───── Task inputs ─────
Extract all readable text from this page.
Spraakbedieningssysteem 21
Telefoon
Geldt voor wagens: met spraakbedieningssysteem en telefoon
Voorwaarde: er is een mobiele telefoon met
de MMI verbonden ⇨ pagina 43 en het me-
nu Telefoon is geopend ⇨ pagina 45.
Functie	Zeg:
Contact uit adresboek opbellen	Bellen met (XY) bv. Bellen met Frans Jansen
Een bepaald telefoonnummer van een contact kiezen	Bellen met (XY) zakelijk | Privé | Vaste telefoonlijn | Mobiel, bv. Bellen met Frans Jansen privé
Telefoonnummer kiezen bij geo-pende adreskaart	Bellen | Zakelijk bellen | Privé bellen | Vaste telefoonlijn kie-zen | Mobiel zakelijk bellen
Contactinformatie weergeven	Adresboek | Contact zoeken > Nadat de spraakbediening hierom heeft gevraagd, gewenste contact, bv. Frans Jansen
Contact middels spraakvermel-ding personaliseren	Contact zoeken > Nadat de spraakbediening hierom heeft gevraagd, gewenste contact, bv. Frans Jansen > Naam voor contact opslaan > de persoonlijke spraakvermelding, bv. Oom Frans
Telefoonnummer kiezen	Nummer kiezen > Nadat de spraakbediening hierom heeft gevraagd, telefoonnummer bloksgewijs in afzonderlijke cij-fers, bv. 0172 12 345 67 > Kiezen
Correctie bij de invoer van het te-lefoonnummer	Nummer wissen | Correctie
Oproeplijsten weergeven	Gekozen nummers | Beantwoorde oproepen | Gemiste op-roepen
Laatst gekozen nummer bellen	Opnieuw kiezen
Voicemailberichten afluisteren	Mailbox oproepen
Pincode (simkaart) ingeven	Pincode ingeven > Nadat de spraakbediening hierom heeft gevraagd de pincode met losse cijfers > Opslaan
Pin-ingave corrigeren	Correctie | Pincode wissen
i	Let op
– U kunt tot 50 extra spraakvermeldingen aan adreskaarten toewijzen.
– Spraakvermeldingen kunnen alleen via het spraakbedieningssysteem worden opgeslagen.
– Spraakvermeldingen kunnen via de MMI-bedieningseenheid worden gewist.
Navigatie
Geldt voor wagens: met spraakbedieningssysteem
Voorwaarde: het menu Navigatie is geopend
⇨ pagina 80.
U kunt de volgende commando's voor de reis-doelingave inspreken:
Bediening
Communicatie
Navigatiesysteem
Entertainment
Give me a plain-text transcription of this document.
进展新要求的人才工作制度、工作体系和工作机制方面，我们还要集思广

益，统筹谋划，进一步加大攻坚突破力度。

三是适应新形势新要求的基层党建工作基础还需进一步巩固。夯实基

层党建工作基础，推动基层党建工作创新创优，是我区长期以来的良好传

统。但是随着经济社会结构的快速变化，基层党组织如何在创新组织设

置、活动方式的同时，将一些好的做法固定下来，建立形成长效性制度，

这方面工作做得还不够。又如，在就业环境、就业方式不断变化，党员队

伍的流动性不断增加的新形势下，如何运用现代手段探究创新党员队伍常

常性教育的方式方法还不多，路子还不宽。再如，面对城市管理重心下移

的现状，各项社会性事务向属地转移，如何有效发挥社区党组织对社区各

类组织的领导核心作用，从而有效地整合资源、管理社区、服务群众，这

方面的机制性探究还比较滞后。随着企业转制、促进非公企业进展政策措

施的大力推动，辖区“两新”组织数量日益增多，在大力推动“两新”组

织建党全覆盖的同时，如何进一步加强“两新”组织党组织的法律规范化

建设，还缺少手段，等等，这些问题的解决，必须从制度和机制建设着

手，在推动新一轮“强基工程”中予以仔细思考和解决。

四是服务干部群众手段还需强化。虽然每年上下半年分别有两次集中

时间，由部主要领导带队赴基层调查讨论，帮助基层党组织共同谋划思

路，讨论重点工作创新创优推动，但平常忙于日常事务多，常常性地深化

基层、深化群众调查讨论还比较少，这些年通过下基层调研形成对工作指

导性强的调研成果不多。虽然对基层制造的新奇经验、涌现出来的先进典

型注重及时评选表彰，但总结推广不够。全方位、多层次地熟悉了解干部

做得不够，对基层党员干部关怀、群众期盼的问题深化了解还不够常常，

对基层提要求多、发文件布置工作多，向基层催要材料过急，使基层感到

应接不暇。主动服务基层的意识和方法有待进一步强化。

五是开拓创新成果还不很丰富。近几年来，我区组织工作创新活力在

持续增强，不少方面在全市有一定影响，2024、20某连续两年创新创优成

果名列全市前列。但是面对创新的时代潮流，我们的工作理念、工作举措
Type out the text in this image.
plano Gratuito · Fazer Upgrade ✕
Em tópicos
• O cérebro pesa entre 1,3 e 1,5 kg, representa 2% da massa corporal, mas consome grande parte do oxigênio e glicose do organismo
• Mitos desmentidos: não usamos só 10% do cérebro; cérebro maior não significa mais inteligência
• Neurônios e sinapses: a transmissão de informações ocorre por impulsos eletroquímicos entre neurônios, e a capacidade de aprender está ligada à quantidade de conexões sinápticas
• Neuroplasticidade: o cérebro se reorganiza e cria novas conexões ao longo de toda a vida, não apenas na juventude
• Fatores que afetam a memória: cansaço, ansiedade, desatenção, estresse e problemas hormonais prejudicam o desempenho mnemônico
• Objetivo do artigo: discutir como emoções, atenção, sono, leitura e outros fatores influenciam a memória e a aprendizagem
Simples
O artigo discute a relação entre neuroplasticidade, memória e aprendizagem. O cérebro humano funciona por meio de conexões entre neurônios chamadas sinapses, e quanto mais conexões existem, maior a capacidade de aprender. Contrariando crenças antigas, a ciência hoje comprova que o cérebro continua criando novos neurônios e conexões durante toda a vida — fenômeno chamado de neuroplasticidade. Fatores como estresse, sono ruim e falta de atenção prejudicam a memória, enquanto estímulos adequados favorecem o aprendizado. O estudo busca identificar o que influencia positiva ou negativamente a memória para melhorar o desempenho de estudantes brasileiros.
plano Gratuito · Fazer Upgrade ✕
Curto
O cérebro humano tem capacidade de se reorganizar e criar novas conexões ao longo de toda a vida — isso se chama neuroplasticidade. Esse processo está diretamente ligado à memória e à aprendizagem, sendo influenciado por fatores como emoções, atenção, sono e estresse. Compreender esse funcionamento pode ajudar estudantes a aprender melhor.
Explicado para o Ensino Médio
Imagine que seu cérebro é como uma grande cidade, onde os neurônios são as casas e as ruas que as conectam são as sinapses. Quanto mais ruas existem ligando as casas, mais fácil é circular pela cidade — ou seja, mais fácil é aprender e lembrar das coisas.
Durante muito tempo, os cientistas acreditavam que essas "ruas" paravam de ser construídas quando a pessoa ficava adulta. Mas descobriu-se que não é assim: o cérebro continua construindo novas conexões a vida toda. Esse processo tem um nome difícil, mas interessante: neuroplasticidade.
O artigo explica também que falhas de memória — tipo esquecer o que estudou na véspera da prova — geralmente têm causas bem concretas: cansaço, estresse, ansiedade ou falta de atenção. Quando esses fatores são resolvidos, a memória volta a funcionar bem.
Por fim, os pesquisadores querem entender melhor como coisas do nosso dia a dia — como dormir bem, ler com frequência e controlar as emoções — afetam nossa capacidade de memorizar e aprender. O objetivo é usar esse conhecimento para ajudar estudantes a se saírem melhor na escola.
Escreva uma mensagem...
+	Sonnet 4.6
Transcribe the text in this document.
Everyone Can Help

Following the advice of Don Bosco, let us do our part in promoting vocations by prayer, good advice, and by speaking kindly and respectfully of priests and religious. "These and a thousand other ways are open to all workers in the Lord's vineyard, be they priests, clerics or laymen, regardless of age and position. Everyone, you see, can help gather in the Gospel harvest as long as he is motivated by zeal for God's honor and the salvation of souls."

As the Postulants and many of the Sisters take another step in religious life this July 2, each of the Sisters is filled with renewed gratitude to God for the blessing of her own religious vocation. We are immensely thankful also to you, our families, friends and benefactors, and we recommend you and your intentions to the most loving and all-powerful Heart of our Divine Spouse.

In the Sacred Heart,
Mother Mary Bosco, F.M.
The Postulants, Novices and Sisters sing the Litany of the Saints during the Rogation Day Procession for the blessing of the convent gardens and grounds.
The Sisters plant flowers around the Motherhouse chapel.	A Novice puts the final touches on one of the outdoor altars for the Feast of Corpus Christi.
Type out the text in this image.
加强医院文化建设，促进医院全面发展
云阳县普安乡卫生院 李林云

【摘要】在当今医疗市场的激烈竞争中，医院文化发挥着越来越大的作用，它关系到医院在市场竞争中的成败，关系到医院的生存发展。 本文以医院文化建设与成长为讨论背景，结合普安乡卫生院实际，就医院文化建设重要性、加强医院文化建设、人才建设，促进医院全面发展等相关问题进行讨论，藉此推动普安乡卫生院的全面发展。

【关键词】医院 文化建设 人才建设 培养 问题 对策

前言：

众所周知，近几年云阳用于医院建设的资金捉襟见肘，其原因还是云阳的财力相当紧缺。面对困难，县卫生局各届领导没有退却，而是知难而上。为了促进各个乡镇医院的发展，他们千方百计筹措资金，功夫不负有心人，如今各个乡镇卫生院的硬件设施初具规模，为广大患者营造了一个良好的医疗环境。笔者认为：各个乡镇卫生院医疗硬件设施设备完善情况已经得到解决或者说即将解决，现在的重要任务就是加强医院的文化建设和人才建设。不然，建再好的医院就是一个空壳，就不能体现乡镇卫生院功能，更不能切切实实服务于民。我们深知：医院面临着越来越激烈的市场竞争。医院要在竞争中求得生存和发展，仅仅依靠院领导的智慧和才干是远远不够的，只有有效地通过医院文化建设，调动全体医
─────
Task instructions: Pull out all lines from the listing that contain the string "Jansen".

Output:
Contact uit adresboek opbellen	Bellen met (XY) bv. Bellen met Frans Jansen
Een bepaald telefoonnummer van een contact kiezen	Bellen met (XY) zakelijk | Privé | Vaste telefoonlijn | Mobiel, bv. Bellen met Frans Jansen privé
Contactinformatie weergeven	Adresboek | Contact zoeken > Nadat de spraakbediening hierom heeft gevraagd, gewenste contact, bv. Frans Jansen
Contact middels spraakvermel-ding personaliseren	Contact zoeken > Nadat de spraakbediening hierom heeft gevraagd, gewenste contact, bv. Frans Jansen > Naam voor contact opslaan > de persoonlijke spraakvermelding, bv. Oom Frans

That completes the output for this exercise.